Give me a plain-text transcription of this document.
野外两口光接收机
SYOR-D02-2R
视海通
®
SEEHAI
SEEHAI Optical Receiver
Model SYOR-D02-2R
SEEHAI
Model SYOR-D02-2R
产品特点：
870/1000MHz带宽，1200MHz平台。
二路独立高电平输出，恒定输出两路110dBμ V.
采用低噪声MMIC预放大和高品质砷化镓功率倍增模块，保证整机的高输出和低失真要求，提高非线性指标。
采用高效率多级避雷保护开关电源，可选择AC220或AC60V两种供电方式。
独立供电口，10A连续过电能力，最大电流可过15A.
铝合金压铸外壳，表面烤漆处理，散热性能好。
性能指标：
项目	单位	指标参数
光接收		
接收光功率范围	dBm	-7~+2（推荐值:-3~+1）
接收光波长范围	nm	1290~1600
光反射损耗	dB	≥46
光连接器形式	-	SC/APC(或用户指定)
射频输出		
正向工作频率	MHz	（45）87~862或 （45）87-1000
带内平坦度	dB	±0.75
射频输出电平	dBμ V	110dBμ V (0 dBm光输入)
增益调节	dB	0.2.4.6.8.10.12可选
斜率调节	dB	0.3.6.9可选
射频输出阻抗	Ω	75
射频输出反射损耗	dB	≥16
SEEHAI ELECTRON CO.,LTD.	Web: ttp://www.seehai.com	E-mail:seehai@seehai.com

□ □ □ □ □ □ □

Exercise objective>
In the records shown above, how many lines include the word "SEEHAI"? Answer with the number only.

Output for this exercise>
4